Stored records:

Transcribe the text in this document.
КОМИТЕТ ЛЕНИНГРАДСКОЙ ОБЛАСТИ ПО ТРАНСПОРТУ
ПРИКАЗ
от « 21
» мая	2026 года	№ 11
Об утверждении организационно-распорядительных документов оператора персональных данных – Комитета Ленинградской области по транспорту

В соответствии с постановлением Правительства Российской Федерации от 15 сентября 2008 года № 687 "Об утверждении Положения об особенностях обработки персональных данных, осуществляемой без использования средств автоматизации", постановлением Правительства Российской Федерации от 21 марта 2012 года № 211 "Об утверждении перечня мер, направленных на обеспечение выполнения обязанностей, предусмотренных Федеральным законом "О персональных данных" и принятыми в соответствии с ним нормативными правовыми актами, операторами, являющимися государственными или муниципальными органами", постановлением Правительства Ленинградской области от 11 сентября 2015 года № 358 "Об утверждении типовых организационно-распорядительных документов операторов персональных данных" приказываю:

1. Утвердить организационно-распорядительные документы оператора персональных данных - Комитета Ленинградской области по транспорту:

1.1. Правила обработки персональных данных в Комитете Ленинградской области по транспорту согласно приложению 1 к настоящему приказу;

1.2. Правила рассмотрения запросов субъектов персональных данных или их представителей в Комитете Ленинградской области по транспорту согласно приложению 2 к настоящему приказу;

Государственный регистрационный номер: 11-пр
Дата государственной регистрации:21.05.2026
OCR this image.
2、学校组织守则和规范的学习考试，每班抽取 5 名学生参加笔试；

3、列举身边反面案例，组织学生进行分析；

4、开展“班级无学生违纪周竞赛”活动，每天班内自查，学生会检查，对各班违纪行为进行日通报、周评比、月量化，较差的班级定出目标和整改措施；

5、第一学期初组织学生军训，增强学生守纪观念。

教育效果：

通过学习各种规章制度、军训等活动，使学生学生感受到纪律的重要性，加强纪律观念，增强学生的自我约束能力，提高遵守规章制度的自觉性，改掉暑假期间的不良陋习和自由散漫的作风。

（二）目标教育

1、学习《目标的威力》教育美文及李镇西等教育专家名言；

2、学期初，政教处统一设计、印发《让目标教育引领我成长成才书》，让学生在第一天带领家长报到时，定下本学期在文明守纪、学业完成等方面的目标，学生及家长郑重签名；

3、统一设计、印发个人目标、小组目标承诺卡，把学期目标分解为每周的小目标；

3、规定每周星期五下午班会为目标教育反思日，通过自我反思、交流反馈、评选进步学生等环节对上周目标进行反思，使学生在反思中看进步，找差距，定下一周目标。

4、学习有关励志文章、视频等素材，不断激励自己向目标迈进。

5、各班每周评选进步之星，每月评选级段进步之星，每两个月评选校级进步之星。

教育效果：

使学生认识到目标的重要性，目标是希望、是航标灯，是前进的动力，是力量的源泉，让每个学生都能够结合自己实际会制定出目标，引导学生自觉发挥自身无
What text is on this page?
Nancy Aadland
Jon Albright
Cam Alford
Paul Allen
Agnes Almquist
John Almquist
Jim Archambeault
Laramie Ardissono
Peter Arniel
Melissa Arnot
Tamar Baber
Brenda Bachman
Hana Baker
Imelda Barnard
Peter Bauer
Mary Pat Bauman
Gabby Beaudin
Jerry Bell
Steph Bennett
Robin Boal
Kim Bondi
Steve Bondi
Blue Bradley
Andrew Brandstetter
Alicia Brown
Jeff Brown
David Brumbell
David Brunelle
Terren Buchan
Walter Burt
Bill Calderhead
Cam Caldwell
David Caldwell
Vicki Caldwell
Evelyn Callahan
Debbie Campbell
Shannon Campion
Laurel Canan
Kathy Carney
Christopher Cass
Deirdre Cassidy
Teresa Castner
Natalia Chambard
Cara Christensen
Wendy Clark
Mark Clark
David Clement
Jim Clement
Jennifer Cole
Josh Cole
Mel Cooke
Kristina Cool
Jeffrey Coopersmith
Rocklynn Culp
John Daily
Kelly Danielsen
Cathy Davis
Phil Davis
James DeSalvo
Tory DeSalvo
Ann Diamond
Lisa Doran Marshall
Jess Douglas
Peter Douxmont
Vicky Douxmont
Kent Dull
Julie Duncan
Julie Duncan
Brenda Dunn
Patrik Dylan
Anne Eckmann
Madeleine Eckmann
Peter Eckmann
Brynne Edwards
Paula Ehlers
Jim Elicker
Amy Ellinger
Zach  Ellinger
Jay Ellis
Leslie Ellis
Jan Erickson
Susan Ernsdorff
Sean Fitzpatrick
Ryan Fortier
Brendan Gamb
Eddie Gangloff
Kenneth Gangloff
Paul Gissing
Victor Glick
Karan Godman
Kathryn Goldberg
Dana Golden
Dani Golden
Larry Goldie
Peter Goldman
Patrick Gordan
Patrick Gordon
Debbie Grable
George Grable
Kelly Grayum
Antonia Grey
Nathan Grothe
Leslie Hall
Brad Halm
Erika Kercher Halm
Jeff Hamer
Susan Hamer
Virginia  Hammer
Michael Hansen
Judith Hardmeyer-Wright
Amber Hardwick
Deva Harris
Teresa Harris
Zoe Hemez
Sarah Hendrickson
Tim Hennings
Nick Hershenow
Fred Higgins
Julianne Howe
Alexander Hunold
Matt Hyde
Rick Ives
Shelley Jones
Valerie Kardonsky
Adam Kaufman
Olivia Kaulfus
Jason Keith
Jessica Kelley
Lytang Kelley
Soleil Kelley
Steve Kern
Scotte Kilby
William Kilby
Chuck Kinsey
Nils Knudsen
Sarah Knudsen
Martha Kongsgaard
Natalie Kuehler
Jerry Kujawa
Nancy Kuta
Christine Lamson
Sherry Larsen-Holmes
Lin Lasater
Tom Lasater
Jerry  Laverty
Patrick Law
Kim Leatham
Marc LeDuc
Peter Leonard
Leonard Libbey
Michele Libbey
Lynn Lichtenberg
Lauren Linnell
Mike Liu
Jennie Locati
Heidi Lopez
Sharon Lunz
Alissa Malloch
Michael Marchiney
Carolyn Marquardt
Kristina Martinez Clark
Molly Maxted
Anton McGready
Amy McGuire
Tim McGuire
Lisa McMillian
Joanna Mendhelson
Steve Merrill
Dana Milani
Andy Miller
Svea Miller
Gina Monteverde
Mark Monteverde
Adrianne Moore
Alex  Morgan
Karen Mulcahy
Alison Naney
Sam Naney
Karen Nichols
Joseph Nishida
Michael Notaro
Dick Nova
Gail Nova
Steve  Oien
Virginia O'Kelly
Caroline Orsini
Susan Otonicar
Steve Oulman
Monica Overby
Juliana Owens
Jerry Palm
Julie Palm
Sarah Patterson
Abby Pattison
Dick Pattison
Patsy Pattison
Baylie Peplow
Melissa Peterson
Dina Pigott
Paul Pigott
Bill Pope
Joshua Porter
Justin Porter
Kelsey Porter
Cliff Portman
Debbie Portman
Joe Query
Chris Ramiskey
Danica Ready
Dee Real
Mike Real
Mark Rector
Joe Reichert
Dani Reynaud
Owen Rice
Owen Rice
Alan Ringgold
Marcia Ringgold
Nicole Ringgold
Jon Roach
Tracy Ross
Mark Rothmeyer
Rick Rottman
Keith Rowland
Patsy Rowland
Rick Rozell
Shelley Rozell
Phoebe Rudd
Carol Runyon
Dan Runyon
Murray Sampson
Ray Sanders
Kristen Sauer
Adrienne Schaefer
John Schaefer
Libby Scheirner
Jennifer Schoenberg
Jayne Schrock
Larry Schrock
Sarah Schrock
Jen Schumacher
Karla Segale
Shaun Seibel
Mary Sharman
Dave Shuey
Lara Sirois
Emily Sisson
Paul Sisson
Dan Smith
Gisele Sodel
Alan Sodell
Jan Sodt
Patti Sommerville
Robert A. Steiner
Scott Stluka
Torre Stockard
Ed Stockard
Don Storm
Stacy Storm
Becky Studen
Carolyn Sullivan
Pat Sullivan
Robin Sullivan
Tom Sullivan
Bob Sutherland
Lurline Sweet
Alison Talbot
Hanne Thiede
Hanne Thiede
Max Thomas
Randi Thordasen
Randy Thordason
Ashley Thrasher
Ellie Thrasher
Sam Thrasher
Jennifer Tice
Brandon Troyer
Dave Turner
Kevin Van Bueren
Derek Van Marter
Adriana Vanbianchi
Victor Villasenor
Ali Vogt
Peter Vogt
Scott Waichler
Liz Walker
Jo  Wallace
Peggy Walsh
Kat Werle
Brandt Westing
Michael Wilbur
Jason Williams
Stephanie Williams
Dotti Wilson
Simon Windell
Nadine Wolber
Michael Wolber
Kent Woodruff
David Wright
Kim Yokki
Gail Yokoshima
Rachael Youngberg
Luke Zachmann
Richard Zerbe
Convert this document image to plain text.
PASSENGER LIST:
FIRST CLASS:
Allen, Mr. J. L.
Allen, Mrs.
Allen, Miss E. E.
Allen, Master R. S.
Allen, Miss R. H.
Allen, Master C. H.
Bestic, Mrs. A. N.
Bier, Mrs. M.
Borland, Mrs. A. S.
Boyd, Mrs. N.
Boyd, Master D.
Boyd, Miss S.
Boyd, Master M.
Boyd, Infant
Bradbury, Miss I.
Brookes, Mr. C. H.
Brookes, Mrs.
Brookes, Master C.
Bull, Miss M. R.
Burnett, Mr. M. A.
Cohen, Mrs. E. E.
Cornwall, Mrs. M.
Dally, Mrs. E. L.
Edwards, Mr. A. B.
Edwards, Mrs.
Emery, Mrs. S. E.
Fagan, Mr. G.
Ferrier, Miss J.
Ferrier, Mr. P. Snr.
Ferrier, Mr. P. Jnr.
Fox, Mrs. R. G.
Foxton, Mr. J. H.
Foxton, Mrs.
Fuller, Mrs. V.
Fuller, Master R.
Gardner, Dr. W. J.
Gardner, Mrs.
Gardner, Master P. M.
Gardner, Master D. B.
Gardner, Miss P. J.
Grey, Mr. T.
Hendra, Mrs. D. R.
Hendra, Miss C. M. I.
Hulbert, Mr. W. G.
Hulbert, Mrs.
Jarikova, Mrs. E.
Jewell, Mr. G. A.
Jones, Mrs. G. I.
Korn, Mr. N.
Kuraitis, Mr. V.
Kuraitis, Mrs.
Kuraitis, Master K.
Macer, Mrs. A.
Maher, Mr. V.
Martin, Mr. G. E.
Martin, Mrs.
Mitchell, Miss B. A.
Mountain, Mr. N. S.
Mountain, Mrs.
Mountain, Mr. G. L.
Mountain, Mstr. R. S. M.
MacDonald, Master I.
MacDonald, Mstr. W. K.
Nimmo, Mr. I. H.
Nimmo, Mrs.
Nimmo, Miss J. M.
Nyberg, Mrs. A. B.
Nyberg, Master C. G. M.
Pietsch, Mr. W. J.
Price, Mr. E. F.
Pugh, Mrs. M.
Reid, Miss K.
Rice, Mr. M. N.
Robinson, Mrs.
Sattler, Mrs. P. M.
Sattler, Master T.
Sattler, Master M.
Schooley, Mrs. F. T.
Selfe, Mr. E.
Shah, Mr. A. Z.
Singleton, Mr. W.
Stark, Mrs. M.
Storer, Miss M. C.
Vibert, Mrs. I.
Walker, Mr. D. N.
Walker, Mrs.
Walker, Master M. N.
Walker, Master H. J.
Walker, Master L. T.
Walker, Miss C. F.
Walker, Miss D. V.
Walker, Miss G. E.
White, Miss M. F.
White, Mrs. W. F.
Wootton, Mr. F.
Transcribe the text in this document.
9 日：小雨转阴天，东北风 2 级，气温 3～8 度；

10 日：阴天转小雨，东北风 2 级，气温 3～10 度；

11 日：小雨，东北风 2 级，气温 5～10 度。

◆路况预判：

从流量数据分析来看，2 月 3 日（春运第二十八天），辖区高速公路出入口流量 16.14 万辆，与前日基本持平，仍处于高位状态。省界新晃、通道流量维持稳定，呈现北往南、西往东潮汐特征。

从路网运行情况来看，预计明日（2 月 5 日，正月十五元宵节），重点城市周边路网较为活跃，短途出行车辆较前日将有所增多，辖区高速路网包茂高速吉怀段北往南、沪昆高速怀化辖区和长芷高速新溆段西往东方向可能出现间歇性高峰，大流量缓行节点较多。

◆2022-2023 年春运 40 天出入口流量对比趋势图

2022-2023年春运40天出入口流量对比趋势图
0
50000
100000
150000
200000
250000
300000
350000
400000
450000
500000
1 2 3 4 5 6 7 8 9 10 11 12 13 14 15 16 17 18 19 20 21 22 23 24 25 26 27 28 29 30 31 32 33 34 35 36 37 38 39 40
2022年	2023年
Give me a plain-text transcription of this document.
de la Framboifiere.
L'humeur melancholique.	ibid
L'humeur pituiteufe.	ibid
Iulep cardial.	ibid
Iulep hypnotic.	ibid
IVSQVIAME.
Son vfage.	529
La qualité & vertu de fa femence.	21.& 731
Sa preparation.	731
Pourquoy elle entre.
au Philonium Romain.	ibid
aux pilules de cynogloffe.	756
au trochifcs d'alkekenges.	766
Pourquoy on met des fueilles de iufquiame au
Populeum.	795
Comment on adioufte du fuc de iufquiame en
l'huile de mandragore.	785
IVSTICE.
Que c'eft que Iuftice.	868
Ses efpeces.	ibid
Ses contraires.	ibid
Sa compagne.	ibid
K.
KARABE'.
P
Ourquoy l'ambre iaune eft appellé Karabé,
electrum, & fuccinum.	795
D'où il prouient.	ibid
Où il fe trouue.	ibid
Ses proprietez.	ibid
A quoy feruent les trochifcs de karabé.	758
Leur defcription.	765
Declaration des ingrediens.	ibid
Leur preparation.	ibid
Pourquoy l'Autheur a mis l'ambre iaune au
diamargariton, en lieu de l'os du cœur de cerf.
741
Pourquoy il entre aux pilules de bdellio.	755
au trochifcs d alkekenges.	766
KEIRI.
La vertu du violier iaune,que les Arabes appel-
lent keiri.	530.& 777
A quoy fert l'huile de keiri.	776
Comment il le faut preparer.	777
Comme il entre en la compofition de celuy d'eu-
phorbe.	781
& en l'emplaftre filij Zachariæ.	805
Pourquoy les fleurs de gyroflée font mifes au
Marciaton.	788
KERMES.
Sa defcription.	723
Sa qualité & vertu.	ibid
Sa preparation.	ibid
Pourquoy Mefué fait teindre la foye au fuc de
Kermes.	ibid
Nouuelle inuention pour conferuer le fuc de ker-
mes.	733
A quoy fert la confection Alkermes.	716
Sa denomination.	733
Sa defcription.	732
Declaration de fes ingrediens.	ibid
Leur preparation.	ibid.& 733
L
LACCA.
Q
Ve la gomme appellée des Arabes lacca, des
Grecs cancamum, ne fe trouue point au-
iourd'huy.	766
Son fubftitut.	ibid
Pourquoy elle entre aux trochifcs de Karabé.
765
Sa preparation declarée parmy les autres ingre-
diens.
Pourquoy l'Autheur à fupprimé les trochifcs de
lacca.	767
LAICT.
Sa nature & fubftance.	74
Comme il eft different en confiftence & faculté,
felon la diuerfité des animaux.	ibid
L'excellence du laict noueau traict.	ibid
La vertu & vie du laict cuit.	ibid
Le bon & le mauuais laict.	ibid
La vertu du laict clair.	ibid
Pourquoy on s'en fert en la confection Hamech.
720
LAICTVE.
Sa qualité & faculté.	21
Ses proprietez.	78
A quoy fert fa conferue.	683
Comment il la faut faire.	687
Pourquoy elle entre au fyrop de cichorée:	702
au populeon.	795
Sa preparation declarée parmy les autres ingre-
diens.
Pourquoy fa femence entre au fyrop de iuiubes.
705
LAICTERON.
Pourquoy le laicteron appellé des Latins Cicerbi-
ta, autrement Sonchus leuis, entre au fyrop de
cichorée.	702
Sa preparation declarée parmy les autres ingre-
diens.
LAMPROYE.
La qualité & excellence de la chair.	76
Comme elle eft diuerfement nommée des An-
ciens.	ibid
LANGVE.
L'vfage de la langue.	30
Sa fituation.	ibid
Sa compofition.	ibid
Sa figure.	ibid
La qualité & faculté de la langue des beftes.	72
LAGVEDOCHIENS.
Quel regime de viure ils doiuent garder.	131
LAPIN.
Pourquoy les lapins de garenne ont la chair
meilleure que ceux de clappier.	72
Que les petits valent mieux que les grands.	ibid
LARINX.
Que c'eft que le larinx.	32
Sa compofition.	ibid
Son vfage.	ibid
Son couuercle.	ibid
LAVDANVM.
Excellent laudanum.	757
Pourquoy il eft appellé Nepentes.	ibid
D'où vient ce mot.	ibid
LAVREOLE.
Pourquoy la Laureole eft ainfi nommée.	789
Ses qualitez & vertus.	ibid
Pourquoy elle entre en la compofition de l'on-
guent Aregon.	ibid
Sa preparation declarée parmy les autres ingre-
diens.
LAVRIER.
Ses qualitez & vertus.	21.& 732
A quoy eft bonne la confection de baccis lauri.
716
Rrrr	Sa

Your task: Only the number is wanted: how many lines in the data include the string "entre"?

Reply: 8